Markets Stage Reversal After Broad Sell-Off, Risks Remain But Epicenter Holding Up Well

Key Takeaways

– S&P 500 closed at 4,455.48 up from 4,432.99 last week. The closing level this week is within a few points of the close two weeks ago.

– Monday saw a vicious sell-off with an intraday low of 4,305.91.  Markets closed up 3.4% from that level on Friday.

– Despite the VIX spiking to an intraday high of $28.86, credit markets didn’t budge much, which helped us advise to lean into the sell-off. VIX closed, remarkably, at $17.75.

– Key risks remain to the market and given the intensity of the sell-off (It was a 1/20 probability event since 1970 which last occurred on 5/14/21) there is a greater near-term chance of elevated volatility.

Last week we used the example of the Yom Kippur War and a daring attack by General Ariel Sharon as an example of how sometimes in the heat of the greatest risk, even though every instinct may be telling you to disengage, retreat, or for our purposes to sell, that sometimes precisely the way out of these perilous situations is to take a calculated risk instead.

RECORD EXTRACTS:
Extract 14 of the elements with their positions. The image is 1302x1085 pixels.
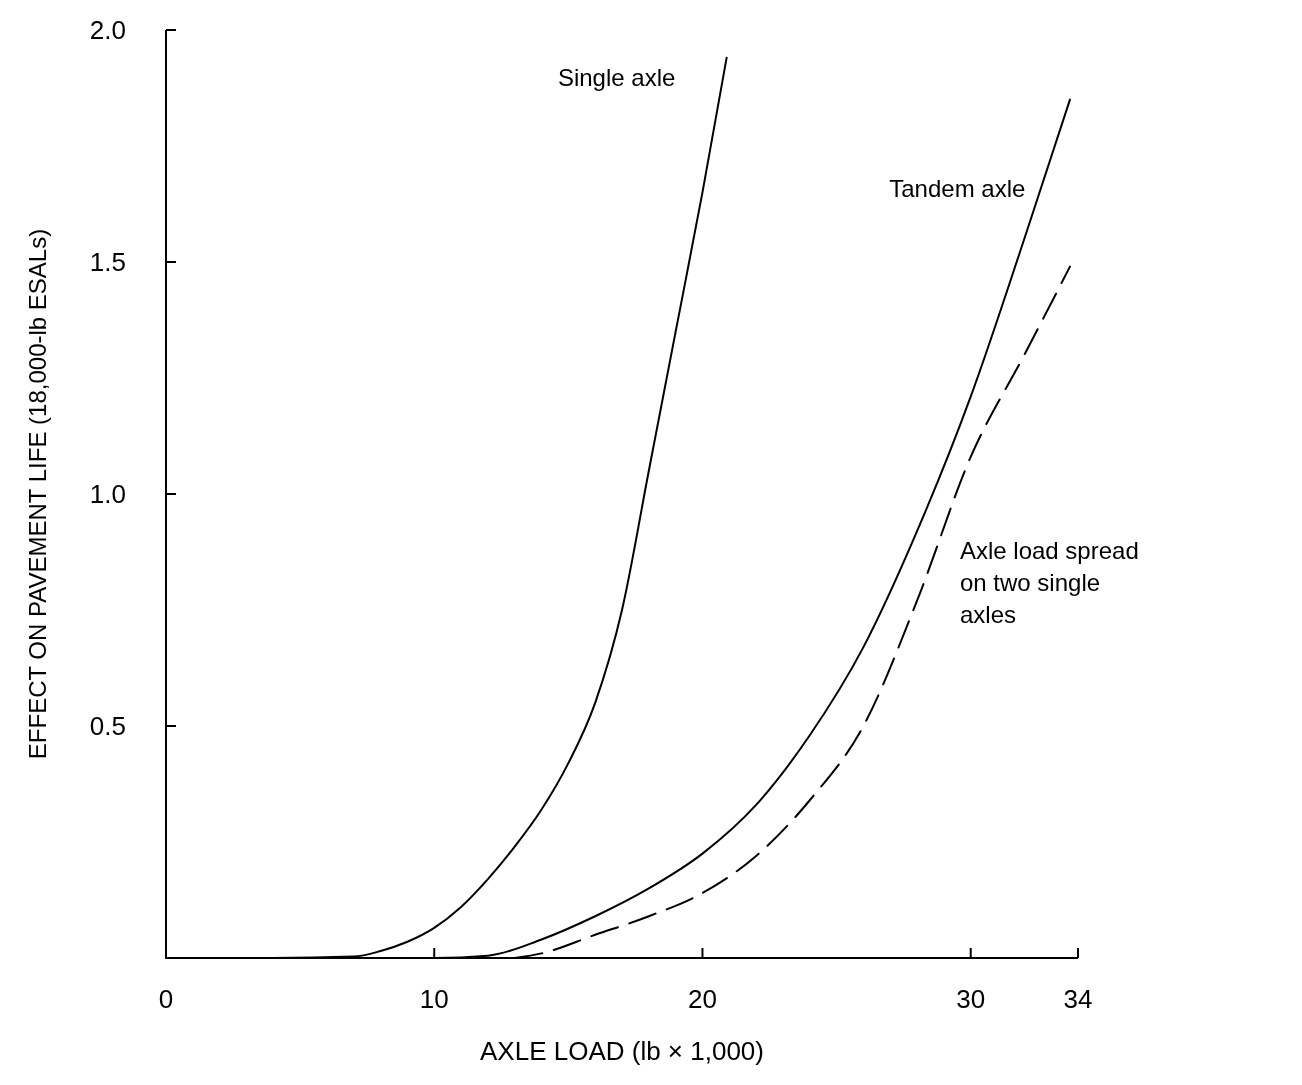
y-tick-label: 1.0 <box>89 479 126 510</box>
x-tick-label: 10 <box>419 984 449 1014</box>
y-axis-title: EFFECT ON PAVEMENT LIFE (18,000-lb ESALs) <box>24 228 51 760</box>
series-label: Axle load spread on two single axles <box>959 536 1139 628</box>
y-tick-label: 0.5 <box>89 711 126 742</box>
x-tick-label: 0 <box>158 984 174 1014</box>
x-tick-label: 30 <box>956 984 986 1014</box>
x-tick-label: 34 <box>1063 984 1093 1014</box>
y-tick-label: 1.5 <box>89 247 126 278</box>
series-label: Single axle <box>557 63 676 91</box>
x-axis-title: AXLE LOAD (lb × 1,000) <box>480 1036 764 1066</box>
x-tick-label: 20 <box>688 984 717 1014</box>
series-label: Tandem axle <box>889 175 1026 203</box>
y-tick-label: 2.0 <box>89 15 126 46</box>
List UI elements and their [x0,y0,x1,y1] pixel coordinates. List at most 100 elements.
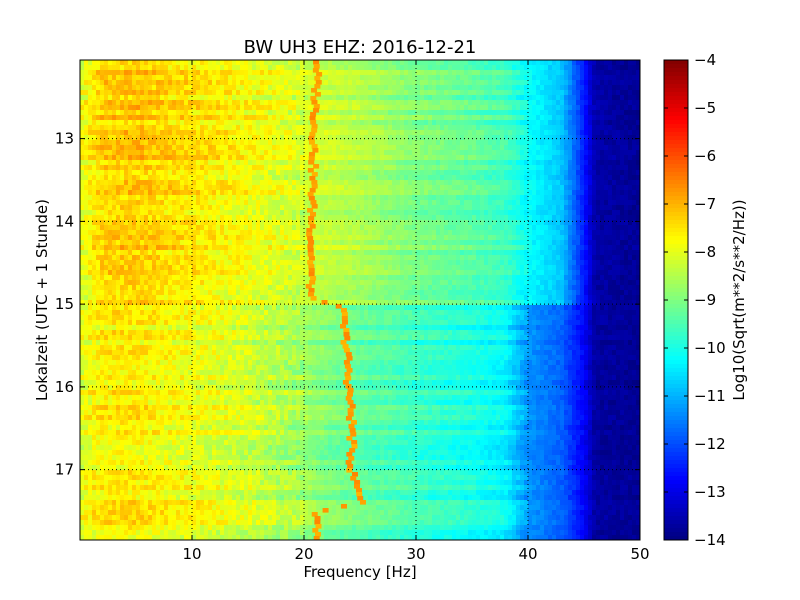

GOAL: Print the market commentary above again in full, word for word.

WORKED ANSWER:
Markets Stage Reversal After Broad Sell-Off, Risks Remain But Epicenter Holding Up Well

Key Takeaways

– S&P 500 closed at 4,455.48 up from 4,432.99 last week. The closing level this week is within a few points of the close two weeks ago.

– Monday saw a vicious sell-off with an intraday low of 4,305.91.  Markets closed up 3.4% from that level on Friday.

– Despite the VIX spiking to an intraday high of $28.86, credit markets didn’t budge much, which helped us advise to lean into the sell-off. VIX closed, remarkably, at $17.75.

– Key risks remain to the market and given the intensity of the sell-off (It was a 1/20 probability event since 1970 which last occurred on 5/14/21) there is a greater near-term chance of elevated volatility.

Last week we used the example of the Yom Kippur War and a daring attack by General Ariel Sharon as an example of how sometimes in the heat of the greatest risk, even though every instinct may be telling you to disengage, retreat, or for our purposes to sell, that sometimes precisely the way out of these perilous situations is to take a calculated risk instead.